◆ EXERCISE: Copy these rows back verbatim, every line in order.

·····

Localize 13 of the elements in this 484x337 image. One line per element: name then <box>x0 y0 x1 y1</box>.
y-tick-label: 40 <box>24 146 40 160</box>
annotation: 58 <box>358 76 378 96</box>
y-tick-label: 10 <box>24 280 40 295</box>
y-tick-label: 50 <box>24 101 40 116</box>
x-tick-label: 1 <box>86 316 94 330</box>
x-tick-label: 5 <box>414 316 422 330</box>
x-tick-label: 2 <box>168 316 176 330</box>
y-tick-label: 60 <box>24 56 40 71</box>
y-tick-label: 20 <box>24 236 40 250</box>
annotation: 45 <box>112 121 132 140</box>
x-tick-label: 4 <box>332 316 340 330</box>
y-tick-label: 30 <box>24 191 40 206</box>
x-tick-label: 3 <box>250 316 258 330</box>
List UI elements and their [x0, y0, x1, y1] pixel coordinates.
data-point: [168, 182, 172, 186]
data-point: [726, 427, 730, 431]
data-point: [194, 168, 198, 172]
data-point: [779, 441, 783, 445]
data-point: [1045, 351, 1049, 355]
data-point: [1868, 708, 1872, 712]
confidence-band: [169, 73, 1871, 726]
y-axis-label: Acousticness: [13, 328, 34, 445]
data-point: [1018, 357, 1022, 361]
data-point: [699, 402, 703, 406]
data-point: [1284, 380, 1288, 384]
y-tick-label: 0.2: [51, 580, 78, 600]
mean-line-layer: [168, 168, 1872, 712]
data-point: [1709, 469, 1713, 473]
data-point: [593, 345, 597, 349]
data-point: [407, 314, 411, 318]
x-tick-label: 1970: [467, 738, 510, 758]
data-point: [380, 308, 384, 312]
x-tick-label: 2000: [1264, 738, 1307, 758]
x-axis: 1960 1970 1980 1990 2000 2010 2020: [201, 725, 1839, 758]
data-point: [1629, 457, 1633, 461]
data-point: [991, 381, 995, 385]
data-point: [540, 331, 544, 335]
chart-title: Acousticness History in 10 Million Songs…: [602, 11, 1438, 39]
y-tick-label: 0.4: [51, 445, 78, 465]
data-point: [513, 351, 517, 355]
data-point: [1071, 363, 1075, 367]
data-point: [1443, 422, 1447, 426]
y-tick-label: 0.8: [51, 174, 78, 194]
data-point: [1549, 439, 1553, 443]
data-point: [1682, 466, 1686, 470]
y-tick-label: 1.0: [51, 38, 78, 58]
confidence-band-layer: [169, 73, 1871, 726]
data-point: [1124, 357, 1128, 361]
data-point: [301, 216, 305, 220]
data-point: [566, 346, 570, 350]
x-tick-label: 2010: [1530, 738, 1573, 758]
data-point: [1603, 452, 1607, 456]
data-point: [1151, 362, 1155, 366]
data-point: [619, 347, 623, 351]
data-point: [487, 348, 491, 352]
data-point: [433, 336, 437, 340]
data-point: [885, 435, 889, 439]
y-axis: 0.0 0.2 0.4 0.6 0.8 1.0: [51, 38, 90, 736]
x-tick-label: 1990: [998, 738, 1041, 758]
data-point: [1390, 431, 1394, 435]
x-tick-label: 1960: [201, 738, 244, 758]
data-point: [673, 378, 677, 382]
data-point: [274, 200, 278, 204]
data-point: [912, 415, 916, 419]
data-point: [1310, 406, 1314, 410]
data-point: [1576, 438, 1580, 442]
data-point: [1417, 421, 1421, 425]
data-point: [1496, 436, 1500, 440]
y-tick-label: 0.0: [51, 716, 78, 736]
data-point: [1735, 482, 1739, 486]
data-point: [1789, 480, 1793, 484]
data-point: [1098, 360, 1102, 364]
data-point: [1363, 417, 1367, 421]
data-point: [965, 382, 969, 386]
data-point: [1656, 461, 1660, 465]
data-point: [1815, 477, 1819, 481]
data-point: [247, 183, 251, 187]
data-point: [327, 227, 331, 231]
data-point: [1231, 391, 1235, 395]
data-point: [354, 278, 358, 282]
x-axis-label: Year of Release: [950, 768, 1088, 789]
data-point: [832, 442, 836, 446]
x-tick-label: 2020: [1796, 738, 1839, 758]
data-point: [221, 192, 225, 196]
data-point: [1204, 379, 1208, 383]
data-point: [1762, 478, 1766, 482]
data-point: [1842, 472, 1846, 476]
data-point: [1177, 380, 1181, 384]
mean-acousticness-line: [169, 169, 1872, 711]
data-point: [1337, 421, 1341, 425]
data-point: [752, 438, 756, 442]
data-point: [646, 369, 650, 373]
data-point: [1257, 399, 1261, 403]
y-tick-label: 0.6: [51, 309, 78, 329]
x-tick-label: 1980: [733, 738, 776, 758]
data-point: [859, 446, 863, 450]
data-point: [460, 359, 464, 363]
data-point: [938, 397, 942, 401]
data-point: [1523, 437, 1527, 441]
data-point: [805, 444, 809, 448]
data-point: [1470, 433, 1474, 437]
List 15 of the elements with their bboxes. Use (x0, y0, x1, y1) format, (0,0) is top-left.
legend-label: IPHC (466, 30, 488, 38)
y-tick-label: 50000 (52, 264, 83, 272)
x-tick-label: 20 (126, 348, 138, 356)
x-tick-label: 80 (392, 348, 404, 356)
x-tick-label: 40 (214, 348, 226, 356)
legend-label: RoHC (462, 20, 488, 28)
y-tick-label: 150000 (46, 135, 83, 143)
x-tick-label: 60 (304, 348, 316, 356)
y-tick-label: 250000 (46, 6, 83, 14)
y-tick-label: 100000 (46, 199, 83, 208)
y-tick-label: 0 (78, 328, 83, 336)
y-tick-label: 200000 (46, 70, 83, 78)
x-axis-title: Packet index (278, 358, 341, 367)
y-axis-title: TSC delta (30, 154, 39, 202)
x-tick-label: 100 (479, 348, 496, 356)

·····

◆ SOLUTION:
Localize 13 of the elements in this 484x337 image. One line per element: name then <box>x0 y0 x1 y1</box>.
y-tick-label: 40 <box>24 146 40 160</box>
annotation: 58 <box>358 76 378 96</box>
y-tick-label: 10 <box>24 280 40 295</box>
y-tick-label: 50 <box>24 101 40 116</box>
x-tick-label: 1 <box>86 316 94 330</box>
x-tick-label: 5 <box>414 316 422 330</box>
x-tick-label: 2 <box>168 316 176 330</box>
y-tick-label: 60 <box>24 56 40 71</box>
y-tick-label: 20 <box>24 236 40 250</box>
annotation: 45 <box>112 121 132 140</box>
x-tick-label: 4 <box>332 316 340 330</box>
y-tick-label: 30 <box>24 191 40 206</box>
x-tick-label: 3 <box>250 316 258 330</box>
List UI elements and their [x0, y0, x1, y1] pixel coordinates.
data-point: [168, 182, 172, 186]
data-point: [726, 427, 730, 431]
data-point: [194, 168, 198, 172]
data-point: [779, 441, 783, 445]
data-point: [1045, 351, 1049, 355]
data-point: [1868, 708, 1872, 712]
confidence-band: [169, 73, 1871, 726]
y-axis-label: Acousticness: [13, 328, 34, 445]
data-point: [1018, 357, 1022, 361]
data-point: [699, 402, 703, 406]
data-point: [1284, 380, 1288, 384]
y-tick-label: 0.2: [51, 580, 78, 600]
mean-line-layer: [168, 168, 1872, 712]
data-point: [1709, 469, 1713, 473]
data-point: [593, 345, 597, 349]
data-point: [407, 314, 411, 318]
x-tick-label: 1970: [467, 738, 510, 758]
data-point: [380, 308, 384, 312]
x-tick-label: 2000: [1264, 738, 1307, 758]
x-axis: 1960 1970 1980 1990 2000 2010 2020: [201, 725, 1839, 758]
data-point: [1629, 457, 1633, 461]
data-point: [991, 381, 995, 385]
data-point: [540, 331, 544, 335]
chart-title: Acousticness History in 10 Million Songs…: [602, 11, 1438, 39]
y-tick-label: 0.4: [51, 445, 78, 465]
data-point: [513, 351, 517, 355]
data-point: [1071, 363, 1075, 367]
data-point: [1443, 422, 1447, 426]
y-tick-label: 0.8: [51, 174, 78, 194]
data-point: [1549, 439, 1553, 443]
data-point: [1682, 466, 1686, 470]
y-tick-label: 1.0: [51, 38, 78, 58]
confidence-band-layer: [169, 73, 1871, 726]
data-point: [1124, 357, 1128, 361]
data-point: [301, 216, 305, 220]
data-point: [566, 346, 570, 350]
x-tick-label: 2010: [1530, 738, 1573, 758]
data-point: [1603, 452, 1607, 456]
data-point: [1151, 362, 1155, 366]
data-point: [619, 347, 623, 351]
data-point: [487, 348, 491, 352]
data-point: [433, 336, 437, 340]
data-point: [885, 435, 889, 439]
y-axis: 0.0 0.2 0.4 0.6 0.8 1.0: [51, 38, 90, 736]
x-tick-label: 1990: [998, 738, 1041, 758]
data-point: [1390, 431, 1394, 435]
x-tick-label: 1960: [201, 738, 244, 758]
data-point: [673, 378, 677, 382]
data-point: [274, 200, 278, 204]
data-point: [912, 415, 916, 419]
data-point: [1310, 406, 1314, 410]
data-point: [1576, 438, 1580, 442]
data-point: [1417, 421, 1421, 425]
data-point: [1496, 436, 1500, 440]
y-tick-label: 0.0: [51, 716, 78, 736]
data-point: [1735, 482, 1739, 486]
data-point: [1789, 480, 1793, 484]
data-point: [1098, 360, 1102, 364]
data-point: [1363, 417, 1367, 421]
data-point: [965, 382, 969, 386]
data-point: [1656, 461, 1660, 465]
data-point: [1815, 477, 1819, 481]
data-point: [247, 183, 251, 187]
data-point: [327, 227, 331, 231]
data-point: [1231, 391, 1235, 395]
data-point: [354, 278, 358, 282]
x-axis-label: Year of Release: [950, 768, 1088, 789]
data-point: [832, 442, 836, 446]
x-tick-label: 2020: [1796, 738, 1839, 758]
data-point: [221, 192, 225, 196]
data-point: [1204, 379, 1208, 383]
data-point: [1762, 478, 1766, 482]
data-point: [1842, 472, 1846, 476]
data-point: [1177, 380, 1181, 384]
mean-acousticness-line: [169, 169, 1872, 711]
data-point: [1337, 421, 1341, 425]
data-point: [752, 438, 756, 442]
data-point: [646, 369, 650, 373]
data-point: [1257, 399, 1261, 403]
y-tick-label: 0.6: [51, 309, 78, 329]
x-tick-label: 1980: [733, 738, 776, 758]
data-point: [859, 446, 863, 450]
data-point: [460, 359, 464, 363]
data-point: [938, 397, 942, 401]
data-point: [1523, 437, 1527, 441]
data-point: [805, 444, 809, 448]
data-point: [1470, 433, 1474, 437]
List 15 of the elements with their bboxes. Use (x0, y0, x1, y1) format, (0,0) is top-left.
legend-label: IPHC (466, 30, 488, 38)
y-tick-label: 50000 (52, 264, 83, 272)
x-tick-label: 20 (126, 348, 138, 356)
x-tick-label: 80 (392, 348, 404, 356)
x-tick-label: 40 (214, 348, 226, 356)
legend-label: RoHC (462, 20, 488, 28)
y-tick-label: 150000 (46, 135, 83, 143)
x-tick-label: 60 (304, 348, 316, 356)
y-tick-label: 250000 (46, 6, 83, 14)
y-tick-label: 100000 (46, 199, 83, 208)
y-tick-label: 0 (78, 328, 83, 336)
y-tick-label: 200000 (46, 70, 83, 78)
x-axis-title: Packet index (278, 358, 341, 367)
y-axis-title: TSC delta (30, 154, 39, 202)
x-tick-label: 100 (479, 348, 496, 356)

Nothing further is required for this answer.